Required task ▸
The entries need to be copied exactly.

** Start of Records provided **

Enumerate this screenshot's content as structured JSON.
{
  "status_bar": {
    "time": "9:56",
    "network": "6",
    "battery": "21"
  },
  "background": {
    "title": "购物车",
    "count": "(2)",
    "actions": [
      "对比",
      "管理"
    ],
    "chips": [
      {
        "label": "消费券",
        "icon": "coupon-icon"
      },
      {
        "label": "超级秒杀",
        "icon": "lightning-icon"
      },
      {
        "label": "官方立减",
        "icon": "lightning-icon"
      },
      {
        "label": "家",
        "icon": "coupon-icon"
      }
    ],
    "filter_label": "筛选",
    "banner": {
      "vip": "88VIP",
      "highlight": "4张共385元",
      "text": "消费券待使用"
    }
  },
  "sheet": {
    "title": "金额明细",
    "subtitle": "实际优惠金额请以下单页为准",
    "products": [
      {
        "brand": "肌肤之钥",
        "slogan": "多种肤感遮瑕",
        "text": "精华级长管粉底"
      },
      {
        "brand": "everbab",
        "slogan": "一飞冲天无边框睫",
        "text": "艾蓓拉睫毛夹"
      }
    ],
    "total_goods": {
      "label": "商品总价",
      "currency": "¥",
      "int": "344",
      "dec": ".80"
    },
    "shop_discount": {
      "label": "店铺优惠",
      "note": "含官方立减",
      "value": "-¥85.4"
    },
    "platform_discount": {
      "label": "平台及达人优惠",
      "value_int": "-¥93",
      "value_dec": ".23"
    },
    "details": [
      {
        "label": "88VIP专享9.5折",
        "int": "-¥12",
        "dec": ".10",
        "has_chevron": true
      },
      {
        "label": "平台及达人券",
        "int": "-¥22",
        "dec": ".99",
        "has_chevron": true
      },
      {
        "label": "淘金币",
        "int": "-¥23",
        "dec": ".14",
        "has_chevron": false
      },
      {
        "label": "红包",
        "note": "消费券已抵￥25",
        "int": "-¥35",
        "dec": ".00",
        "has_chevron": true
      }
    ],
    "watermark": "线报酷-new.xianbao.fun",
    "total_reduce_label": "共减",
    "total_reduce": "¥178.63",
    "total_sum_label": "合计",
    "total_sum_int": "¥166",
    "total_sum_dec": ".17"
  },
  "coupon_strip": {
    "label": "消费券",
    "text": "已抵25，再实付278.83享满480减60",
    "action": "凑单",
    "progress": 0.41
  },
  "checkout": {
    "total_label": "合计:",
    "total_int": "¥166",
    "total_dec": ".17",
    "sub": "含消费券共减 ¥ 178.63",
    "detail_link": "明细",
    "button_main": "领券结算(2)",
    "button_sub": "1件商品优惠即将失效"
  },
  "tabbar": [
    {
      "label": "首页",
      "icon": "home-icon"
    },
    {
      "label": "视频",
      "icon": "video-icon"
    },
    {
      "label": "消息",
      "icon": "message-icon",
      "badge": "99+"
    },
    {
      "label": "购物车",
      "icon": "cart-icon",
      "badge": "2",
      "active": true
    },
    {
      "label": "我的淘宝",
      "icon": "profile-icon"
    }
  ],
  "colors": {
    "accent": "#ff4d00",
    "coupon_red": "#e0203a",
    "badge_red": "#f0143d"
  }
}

** End of Records provided **

Result of the task ▸
Enumerate this screenshot's content as structured JSON.
{
  "status_bar": {
    "time": "9:56",
    "network": "6",
    "battery": "21"
  },
  "background": {
    "title": "购物车",
    "count": "(2)",
    "actions": [
      "对比",
      "管理"
    ],
    "chips": [
      {
        "label": "消费券",
        "icon": "coupon-icon"
      },
      {
        "label": "超级秒杀",
        "icon": "lightning-icon"
      },
      {
        "label": "官方立减",
        "icon": "lightning-icon"
      },
      {
        "label": "家",
        "icon": "coupon-icon"
      }
    ],
    "filter_label": "筛选",
    "banner": {
      "vip": "88VIP",
      "highlight": "4张共385元",
      "text": "消费券待使用"
    }
  },
  "sheet": {
    "title": "金额明细",
    "subtitle": "实际优惠金额请以下单页为准",
    "products": [
      {
        "brand": "肌肤之钥",
        "slogan": "多种肤感遮瑕",
        "text": "精华级长管粉底"
      },
      {
        "brand": "everbab",
        "slogan": "一飞冲天无边框睫",
        "text": "艾蓓拉睫毛夹"
      }
    ],
    "total_goods": {
      "label": "商品总价",
      "currency": "¥",
      "int": "344",
      "dec": ".80"
    },
    "shop_discount": {
      "label": "店铺优惠",
      "note": "含官方立减",
      "value": "-¥85.4"
    },
    "platform_discount": {
      "label": "平台及达人优惠",
      "value_int": "-¥93",
      "value_dec": ".23"
    },
    "details": [
      {
        "label": "88VIP专享9.5折",
        "int": "-¥12",
        "dec": ".10",
        "has_chevron": true
      },
      {
        "label": "平台及达人券",
        "int": "-¥22",
        "dec": ".99",
        "has_chevron": true
      },
      {
        "label": "淘金币",
        "int": "-¥23",
        "dec": ".14",
        "has_chevron": false
      },
      {
        "label": "红包",
        "note": "消费券已抵￥25",
        "int": "-¥35",
        "dec": ".00",
        "has_chevron": true
      }
    ],
    "watermark": "线报酷-new.xianbao.fun",
    "total_reduce_label": "共减",
    "total_reduce": "¥178.63",
    "total_sum_label": "合计",
    "total_sum_int": "¥166",
    "total_sum_dec": ".17"
  },
  "coupon_strip": {
    "label": "消费券",
    "text": "已抵25，再实付278.83享满480减60",
    "action": "凑单",
    "progress": 0.41
  },
  "checkout": {
    "total_label": "合计:",
    "total_int": "¥166",
    "total_dec": ".17",
    "sub": "含消费券共减 ¥ 178.63",
    "detail_link": "明细",
    "button_main": "领券结算(2)",
    "button_sub": "1件商品优惠即将失效"
  },
  "tabbar": [
    {
      "label": "首页",
      "icon": "home-icon"
    },
    {
      "label": "视频",
      "icon": "video-icon"
    },
    {
      "label": "消息",
      "icon": "message-icon",
      "badge": "99+"
    },
    {
      "label": "购物车",
      "icon": "cart-icon",
      "badge": "2",
      "active": true
    },
    {
      "label": "我的淘宝",
      "icon": "profile-icon"
    }
  ],
  "colors": {
    "accent": "#ff4d00",
    "coupon_red": "#e0203a",
    "badge_red": "#f0143d"
  }
}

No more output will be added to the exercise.